>> START EXTRACTED INFORMATION
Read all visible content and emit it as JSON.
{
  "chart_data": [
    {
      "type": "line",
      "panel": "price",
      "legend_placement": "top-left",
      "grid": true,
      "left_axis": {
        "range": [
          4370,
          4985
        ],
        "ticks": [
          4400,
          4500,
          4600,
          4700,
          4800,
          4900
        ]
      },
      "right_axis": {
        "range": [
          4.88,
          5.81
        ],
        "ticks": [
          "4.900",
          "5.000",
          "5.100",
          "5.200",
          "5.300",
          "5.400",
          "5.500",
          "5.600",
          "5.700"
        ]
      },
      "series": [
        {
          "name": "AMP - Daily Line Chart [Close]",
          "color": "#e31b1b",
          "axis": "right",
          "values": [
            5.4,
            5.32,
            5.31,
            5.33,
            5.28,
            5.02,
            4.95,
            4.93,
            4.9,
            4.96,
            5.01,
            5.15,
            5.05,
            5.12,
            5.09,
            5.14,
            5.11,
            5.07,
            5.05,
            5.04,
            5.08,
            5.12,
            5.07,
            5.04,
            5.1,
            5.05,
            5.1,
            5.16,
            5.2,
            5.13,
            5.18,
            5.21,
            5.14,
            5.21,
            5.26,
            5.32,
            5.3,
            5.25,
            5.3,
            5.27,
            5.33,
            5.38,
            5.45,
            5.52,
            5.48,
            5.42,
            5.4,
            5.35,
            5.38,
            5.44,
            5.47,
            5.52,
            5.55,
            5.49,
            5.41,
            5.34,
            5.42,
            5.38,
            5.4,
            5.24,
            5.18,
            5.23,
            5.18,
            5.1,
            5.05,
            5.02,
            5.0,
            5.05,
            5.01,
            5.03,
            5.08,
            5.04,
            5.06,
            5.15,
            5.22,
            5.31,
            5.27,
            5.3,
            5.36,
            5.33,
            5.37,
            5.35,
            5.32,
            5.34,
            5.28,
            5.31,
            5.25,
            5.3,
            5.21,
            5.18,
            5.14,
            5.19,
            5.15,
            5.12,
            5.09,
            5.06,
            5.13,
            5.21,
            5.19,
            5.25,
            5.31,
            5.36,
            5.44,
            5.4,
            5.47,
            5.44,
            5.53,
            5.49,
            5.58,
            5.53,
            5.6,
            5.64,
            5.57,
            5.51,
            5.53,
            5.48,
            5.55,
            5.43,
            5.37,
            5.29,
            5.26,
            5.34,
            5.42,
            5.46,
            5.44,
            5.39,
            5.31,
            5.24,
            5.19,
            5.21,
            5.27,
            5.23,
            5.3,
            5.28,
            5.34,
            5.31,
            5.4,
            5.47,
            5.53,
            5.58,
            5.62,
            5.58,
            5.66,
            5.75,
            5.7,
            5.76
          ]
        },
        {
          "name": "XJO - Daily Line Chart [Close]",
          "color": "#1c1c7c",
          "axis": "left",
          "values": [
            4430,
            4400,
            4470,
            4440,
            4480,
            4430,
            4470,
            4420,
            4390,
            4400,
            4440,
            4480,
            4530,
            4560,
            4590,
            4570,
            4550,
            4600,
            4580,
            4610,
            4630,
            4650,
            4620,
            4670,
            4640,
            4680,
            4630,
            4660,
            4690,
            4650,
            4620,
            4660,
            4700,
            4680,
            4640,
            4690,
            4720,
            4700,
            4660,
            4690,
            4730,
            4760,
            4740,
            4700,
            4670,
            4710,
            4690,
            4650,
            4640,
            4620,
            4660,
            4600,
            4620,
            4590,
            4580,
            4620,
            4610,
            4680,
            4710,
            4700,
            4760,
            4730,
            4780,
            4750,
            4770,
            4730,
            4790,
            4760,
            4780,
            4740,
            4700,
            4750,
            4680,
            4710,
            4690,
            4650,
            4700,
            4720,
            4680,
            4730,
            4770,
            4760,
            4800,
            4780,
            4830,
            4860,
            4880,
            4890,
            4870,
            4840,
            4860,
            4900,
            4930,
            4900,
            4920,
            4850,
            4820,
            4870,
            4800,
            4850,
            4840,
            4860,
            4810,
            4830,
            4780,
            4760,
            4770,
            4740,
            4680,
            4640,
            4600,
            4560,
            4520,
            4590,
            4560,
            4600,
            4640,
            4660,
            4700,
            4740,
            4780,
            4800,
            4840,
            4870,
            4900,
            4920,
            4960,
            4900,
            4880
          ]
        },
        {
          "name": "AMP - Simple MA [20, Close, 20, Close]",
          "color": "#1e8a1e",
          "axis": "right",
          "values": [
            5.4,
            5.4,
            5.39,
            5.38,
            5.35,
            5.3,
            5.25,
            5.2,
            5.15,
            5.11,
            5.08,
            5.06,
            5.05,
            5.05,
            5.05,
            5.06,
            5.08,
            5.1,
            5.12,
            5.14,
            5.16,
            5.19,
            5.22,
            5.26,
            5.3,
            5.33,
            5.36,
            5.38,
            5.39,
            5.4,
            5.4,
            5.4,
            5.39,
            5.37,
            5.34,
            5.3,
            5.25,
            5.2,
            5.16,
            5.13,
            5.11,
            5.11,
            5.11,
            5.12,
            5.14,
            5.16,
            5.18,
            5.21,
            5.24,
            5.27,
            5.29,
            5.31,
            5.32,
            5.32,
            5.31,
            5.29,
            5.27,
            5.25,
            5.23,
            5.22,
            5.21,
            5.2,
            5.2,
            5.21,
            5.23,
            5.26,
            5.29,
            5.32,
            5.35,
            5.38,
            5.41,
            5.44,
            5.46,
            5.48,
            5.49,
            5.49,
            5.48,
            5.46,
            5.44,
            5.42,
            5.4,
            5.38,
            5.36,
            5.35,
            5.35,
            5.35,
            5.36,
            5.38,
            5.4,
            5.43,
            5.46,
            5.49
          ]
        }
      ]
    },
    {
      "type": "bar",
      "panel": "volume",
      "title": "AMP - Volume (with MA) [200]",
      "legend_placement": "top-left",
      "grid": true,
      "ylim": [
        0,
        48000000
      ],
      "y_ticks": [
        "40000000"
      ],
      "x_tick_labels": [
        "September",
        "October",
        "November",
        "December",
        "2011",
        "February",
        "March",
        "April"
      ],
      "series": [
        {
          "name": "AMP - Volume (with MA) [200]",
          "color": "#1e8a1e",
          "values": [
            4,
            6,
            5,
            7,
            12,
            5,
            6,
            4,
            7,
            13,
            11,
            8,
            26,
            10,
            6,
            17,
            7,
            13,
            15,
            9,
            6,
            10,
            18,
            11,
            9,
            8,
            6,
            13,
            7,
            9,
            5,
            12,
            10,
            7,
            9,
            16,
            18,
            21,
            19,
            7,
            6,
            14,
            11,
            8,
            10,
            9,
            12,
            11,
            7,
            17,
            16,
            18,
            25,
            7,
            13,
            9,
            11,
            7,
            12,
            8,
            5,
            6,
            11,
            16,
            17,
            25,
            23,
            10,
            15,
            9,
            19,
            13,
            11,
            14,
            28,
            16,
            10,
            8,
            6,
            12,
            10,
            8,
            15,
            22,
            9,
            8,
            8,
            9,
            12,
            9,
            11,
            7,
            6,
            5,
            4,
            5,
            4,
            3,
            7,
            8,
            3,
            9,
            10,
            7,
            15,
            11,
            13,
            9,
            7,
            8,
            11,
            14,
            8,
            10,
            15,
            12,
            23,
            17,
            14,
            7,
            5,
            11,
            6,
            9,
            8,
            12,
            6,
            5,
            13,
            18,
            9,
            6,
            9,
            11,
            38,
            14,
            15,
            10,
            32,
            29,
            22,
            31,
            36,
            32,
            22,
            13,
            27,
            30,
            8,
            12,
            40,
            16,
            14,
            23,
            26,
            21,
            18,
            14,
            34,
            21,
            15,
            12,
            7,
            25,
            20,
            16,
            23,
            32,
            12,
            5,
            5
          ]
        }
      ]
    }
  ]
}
>> END EXTRACTED INFORMATION
PROBLEM REQUIREMENTS>
Write out the material from the first line to the last, exactly.

WORKED ANSWER>
Read all visible content and emit it as JSON.
{
  "chart_data": [
    {
      "type": "line",
      "panel": "price",
      "legend_placement": "top-left",
      "grid": true,
      "left_axis": {
        "range": [
          4370,
          4985
        ],
        "ticks": [
          4400,
          4500,
          4600,
          4700,
          4800,
          4900
        ]
      },
      "right_axis": {
        "range": [
          4.88,
          5.81
        ],
        "ticks": [
          "4.900",
          "5.000",
          "5.100",
          "5.200",
          "5.300",
          "5.400",
          "5.500",
          "5.600",
          "5.700"
        ]
      },
      "series": [
        {
          "name": "AMP - Daily Line Chart [Close]",
          "color": "#e31b1b",
          "axis": "right",
          "values": [
            5.4,
            5.32,
            5.31,
            5.33,
            5.28,
            5.02,
            4.95,
            4.93,
            4.9,
            4.96,
            5.01,
            5.15,
            5.05,
            5.12,
            5.09,
            5.14,
            5.11,
            5.07,
            5.05,
            5.04,
            5.08,
            5.12,
            5.07,
            5.04,
            5.1,
            5.05,
            5.1,
            5.16,
            5.2,
            5.13,
            5.18,
            5.21,
            5.14,
            5.21,
            5.26,
            5.32,
            5.3,
            5.25,
            5.3,
            5.27,
            5.33,
            5.38,
            5.45,
            5.52,
            5.48,
            5.42,
            5.4,
            5.35,
            5.38,
            5.44,
            5.47,
            5.52,
            5.55,
            5.49,
            5.41,
            5.34,
            5.42,
            5.38,
            5.4,
            5.24,
            5.18,
            5.23,
            5.18,
            5.1,
            5.05,
            5.02,
            5.0,
            5.05,
            5.01,
            5.03,
            5.08,
            5.04,
            5.06,
            5.15,
            5.22,
            5.31,
            5.27,
            5.3,
            5.36,
            5.33,
            5.37,
            5.35,
            5.32,
            5.34,
            5.28,
            5.31,
            5.25,
            5.3,
            5.21,
            5.18,
            5.14,
            5.19,
            5.15,
            5.12,
            5.09,
            5.06,
            5.13,
            5.21,
            5.19,
            5.25,
            5.31,
            5.36,
            5.44,
            5.4,
            5.47,
            5.44,
            5.53,
            5.49,
            5.58,
            5.53,
            5.6,
            5.64,
            5.57,
            5.51,
            5.53,
            5.48,
            5.55,
            5.43,
            5.37,
            5.29,
            5.26,
            5.34,
            5.42,
            5.46,
            5.44,
            5.39,
            5.31,
            5.24,
            5.19,
            5.21,
            5.27,
            5.23,
            5.3,
            5.28,
            5.34,
            5.31,
            5.4,
            5.47,
            5.53,
            5.58,
            5.62,
            5.58,
            5.66,
            5.75,
            5.7,
            5.76
          ]
        },
        {
          "name": "XJO - Daily Line Chart [Close]",
          "color": "#1c1c7c",
          "axis": "left",
          "values": [
            4430,
            4400,
            4470,
            4440,
            4480,
            4430,
            4470,
            4420,
            4390,
            4400,
            4440,
            4480,
            4530,
            4560,
            4590,
            4570,
            4550,
            4600,
            4580,
            4610,
            4630,
            4650,
            4620,
            4670,
            4640,
            4680,
            4630,
            4660,
            4690,
            4650,
            4620,
            4660,
            4700,
            4680,
            4640,
            4690,
            4720,
            4700,
            4660,
            4690,
            4730,
            4760,
            4740,
            4700,
            4670,
            4710,
            4690,
            4650,
            4640,
            4620,
            4660,
            4600,
            4620,
            4590,
            4580,
            4620,
            4610,
            4680,
            4710,
            4700,
            4760,
            4730,
            4780,
            4750,
            4770,
            4730,
            4790,
            4760,
            4780,
            4740,
            4700,
            4750,
            4680,
            4710,
            4690,
            4650,
            4700,
            4720,
            4680,
            4730,
            4770,
            4760,
            4800,
            4780,
            4830,
            4860,
            4880,
            4890,
            4870,
            4840,
            4860,
            4900,
            4930,
            4900,
            4920,
            4850,
            4820,
            4870,
            4800,
            4850,
            4840,
            4860,
            4810,
            4830,
            4780,
            4760,
            4770,
            4740,
            4680,
            4640,
            4600,
            4560,
            4520,
            4590,
            4560,
            4600,
            4640,
            4660,
            4700,
            4740,
            4780,
            4800,
            4840,
            4870,
            4900,
            4920,
            4960,
            4900,
            4880
          ]
        },
        {
          "name": "AMP - Simple MA [20, Close, 20, Close]",
          "color": "#1e8a1e",
          "axis": "right",
          "values": [
            5.4,
            5.4,
            5.39,
            5.38,
            5.35,
            5.3,
            5.25,
            5.2,
            5.15,
            5.11,
            5.08,
            5.06,
            5.05,
            5.05,
            5.05,
            5.06,
            5.08,
            5.1,
            5.12,
            5.14,
            5.16,
            5.19,
            5.22,
            5.26,
            5.3,
            5.33,
            5.36,
            5.38,
            5.39,
            5.4,
            5.4,
            5.4,
            5.39,
            5.37,
            5.34,
            5.3,
            5.25,
            5.2,
            5.16,
            5.13,
            5.11,
            5.11,
            5.11,
            5.12,
            5.14,
            5.16,
            5.18,
            5.21,
            5.24,
            5.27,
            5.29,
            5.31,
            5.32,
            5.32,
            5.31,
            5.29,
            5.27,
            5.25,
            5.23,
            5.22,
            5.21,
            5.2,
            5.2,
            5.21,
            5.23,
            5.26,
            5.29,
            5.32,
            5.35,
            5.38,
            5.41,
            5.44,
            5.46,
            5.48,
            5.49,
            5.49,
            5.48,
            5.46,
            5.44,
            5.42,
            5.4,
            5.38,
            5.36,
            5.35,
            5.35,
            5.35,
            5.36,
            5.38,
            5.4,
            5.43,
            5.46,
            5.49
          ]
        }
      ]
    },
    {
      "type": "bar",
      "panel": "volume",
      "title": "AMP - Volume (with MA) [200]",
      "legend_placement": "top-left",
      "grid": true,
      "ylim": [
        0,
        48000000
      ],
      "y_ticks": [
        "40000000"
      ],
      "x_tick_labels": [
        "September",
        "October",
        "November",
        "December",
        "2011",
        "February",
        "March",
        "April"
      ],
      "series": [
        {
          "name": "AMP - Volume (with MA) [200]",
          "color": "#1e8a1e",
          "values": [
            4,
            6,
            5,
            7,
            12,
            5,
            6,
            4,
            7,
            13,
            11,
            8,
            26,
            10,
            6,
            17,
            7,
            13,
            15,
            9,
            6,
            10,
            18,
            11,
            9,
            8,
            6,
            13,
            7,
            9,
            5,
            12,
            10,
            7,
            9,
            16,
            18,
            21,
            19,
            7,
            6,
            14,
            11,
            8,
            10,
            9,
            12,
            11,
            7,
            17,
            16,
            18,
            25,
            7,
            13,
            9,
            11,
            7,
            12,
            8,
            5,
            6,
            11,
            16,
            17,
            25,
            23,
            10,
            15,
            9,
            19,
            13,
            11,
            14,
            28,
            16,
            10,
            8,
            6,
            12,
            10,
            8,
            15,
            22,
            9,
            8,
            8,
            9,
            12,
            9,
            11,
            7,
            6,
            5,
            4,
            5,
            4,
            3,
            7,
            8,
            3,
            9,
            10,
            7,
            15,
            11,
            13,
            9,
            7,
            8,
            11,
            14,
            8,
            10,
            15,
            12,
            23,
            17,
            14,
            7,
            5,
            11,
            6,
            9,
            8,
            12,
            6,
            5,
            13,
            18,
            9,
            6,
            9,
            11,
            38,
            14,
            15,
            10,
            32,
            29,
            22,
            31,
            36,
            32,
            22,
            13,
            27,
            30,
            8,
            12,
            40,
            16,
            14,
            23,
            26,
            21,
            18,
            14,
            34,
            21,
            15,
            12,
            7,
            25,
            20,
            16,
            23,
            32,
            12,
            5,
            5
          ]
        }
      ]
    }
  ]
}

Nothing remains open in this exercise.